----- Records for processing

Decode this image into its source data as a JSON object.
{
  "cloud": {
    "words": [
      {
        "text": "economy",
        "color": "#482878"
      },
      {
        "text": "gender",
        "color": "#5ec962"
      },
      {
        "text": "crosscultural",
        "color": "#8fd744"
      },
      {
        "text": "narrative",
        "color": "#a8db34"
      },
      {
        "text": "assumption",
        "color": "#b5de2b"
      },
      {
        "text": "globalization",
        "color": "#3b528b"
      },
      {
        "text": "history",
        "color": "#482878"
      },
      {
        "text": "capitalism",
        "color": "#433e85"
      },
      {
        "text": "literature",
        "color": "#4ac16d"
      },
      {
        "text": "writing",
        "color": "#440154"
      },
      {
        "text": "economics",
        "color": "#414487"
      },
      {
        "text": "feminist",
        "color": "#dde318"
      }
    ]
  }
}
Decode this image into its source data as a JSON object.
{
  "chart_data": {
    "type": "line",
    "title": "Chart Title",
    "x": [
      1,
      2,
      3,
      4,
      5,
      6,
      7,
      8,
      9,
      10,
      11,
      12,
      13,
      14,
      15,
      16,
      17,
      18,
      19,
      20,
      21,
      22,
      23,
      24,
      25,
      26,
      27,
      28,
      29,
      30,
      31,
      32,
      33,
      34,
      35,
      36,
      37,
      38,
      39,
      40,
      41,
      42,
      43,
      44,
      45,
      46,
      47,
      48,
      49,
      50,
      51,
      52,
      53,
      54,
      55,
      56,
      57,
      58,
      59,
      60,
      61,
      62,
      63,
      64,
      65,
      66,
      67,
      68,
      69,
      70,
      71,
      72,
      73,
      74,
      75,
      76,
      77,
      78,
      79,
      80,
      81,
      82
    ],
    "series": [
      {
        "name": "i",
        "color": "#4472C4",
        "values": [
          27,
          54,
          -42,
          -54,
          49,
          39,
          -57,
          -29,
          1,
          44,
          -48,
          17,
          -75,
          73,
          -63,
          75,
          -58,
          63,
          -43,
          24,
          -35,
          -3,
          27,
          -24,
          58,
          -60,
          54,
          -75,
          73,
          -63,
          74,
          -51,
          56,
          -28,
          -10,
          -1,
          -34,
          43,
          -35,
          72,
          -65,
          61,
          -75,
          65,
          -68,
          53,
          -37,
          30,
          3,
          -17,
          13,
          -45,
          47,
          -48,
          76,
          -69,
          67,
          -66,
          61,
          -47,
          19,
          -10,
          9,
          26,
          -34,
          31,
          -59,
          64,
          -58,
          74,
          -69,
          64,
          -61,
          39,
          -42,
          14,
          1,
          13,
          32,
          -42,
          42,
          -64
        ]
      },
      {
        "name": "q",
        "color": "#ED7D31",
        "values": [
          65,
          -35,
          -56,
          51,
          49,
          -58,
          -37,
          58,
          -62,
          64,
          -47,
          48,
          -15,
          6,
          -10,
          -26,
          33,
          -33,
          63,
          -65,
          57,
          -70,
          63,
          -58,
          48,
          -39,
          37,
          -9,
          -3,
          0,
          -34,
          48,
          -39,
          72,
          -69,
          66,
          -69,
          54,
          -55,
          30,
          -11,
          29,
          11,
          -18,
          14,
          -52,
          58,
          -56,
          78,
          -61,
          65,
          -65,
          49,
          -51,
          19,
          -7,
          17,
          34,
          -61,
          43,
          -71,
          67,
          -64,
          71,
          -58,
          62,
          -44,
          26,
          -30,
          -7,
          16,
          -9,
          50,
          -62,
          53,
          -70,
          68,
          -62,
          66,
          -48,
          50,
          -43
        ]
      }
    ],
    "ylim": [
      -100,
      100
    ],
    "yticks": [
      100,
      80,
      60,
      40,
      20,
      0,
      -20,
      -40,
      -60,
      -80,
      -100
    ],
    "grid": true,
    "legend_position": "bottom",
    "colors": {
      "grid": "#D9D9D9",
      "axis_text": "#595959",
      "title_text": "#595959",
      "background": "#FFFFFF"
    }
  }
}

----------

* **Work to complete**
Take the entries above and transcribe them in full.

* **Reply**
Decode this image into its source data as a JSON object.
{
  "cloud": {
    "words": [
      {
        "text": "economy",
        "color": "#482878"
      },
      {
        "text": "gender",
        "color": "#5ec962"
      },
      {
        "text": "crosscultural",
        "color": "#8fd744"
      },
      {
        "text": "narrative",
        "color": "#a8db34"
      },
      {
        "text": "assumption",
        "color": "#b5de2b"
      },
      {
        "text": "globalization",
        "color": "#3b528b"
      },
      {
        "text": "history",
        "color": "#482878"
      },
      {
        "text": "capitalism",
        "color": "#433e85"
      },
      {
        "text": "literature",
        "color": "#4ac16d"
      },
      {
        "text": "writing",
        "color": "#440154"
      },
      {
        "text": "economics",
        "color": "#414487"
      },
      {
        "text": "feminist",
        "color": "#dde318"
      }
    ]
  }
}
Decode this image into its source data as a JSON object.
{
  "chart_data": {
    "type": "line",
    "title": "Chart Title",
    "x": [
      1,
      2,
      3,
      4,
      5,
      6,
      7,
      8,
      9,
      10,
      11,
      12,
      13,
      14,
      15,
      16,
      17,
      18,
      19,
      20,
      21,
      22,
      23,
      24,
      25,
      26,
      27,
      28,
      29,
      30,
      31,
      32,
      33,
      34,
      35,
      36,
      37,
      38,
      39,
      40,
      41,
      42,
      43,
      44,
      45,
      46,
      47,
      48,
      49,
      50,
      51,
      52,
      53,
      54,
      55,
      56,
      57,
      58,
      59,
      60,
      61,
      62,
      63,
      64,
      65,
      66,
      67,
      68,
      69,
      70,
      71,
      72,
      73,
      74,
      75,
      76,
      77,
      78,
      79,
      80,
      81,
      82
    ],
    "series": [
      {
        "name": "i",
        "color": "#4472C4",
        "values": [
          27,
          54,
          -42,
          -54,
          49,
          39,
          -57,
          -29,
          1,
          44,
          -48,
          17,
          -75,
          73,
          -63,
          75,
          -58,
          63,
          -43,
          24,
          -35,
          -3,
          27,
          -24,
          58,
          -60,
          54,
          -75,
          73,
          -63,
          74,
          -51,
          56,
          -28,
          -10,
          -1,
          -34,
          43,
          -35,
          72,
          -65,
          61,
          -75,
          65,
          -68,
          53,
          -37,
          30,
          3,
          -17,
          13,
          -45,
          47,
          -48,
          76,
          -69,
          67,
          -66,
          61,
          -47,
          19,
          -10,
          9,
          26,
          -34,
          31,
          -59,
          64,
          -58,
          74,
          -69,
          64,
          -61,
          39,
          -42,
          14,
          1,
          13,
          32,
          -42,
          42,
          -64
        ]
      },
      {
        "name": "q",
        "color": "#ED7D31",
        "values": [
          65,
          -35,
          -56,
          51,
          49,
          -58,
          -37,
          58,
          -62,
          64,
          -47,
          48,
          -15,
          6,
          -10,
          -26,
          33,
          -33,
          63,
          -65,
          57,
          -70,
          63,
          -58,
          48,
          -39,
          37,
          -9,
          -3,
          0,
          -34,
          48,
          -39,
          72,
          -69,
          66,
          -69,
          54,
          -55,
          30,
          -11,
          29,
          11,
          -18,
          14,
          -52,
          58,
          -56,
          78,
          -61,
          65,
          -65,
          49,
          -51,
          19,
          -7,
          17,
          34,
          -61,
          43,
          -71,
          67,
          -64,
          71,
          -58,
          62,
          -44,
          26,
          -30,
          -7,
          16,
          -9,
          50,
          -62,
          53,
          -70,
          68,
          -62,
          66,
          -48,
          50,
          -43
        ]
      }
    ],
    "ylim": [
      -100,
      100
    ],
    "yticks": [
      100,
      80,
      60,
      40,
      20,
      0,
      -20,
      -40,
      -60,
      -80,
      -100
    ],
    "grid": true,
    "legend_position": "bottom",
    "colors": {
      "grid": "#D9D9D9",
      "axis_text": "#595959",
      "title_text": "#595959",
      "background": "#FFFFFF"
    }
  }
}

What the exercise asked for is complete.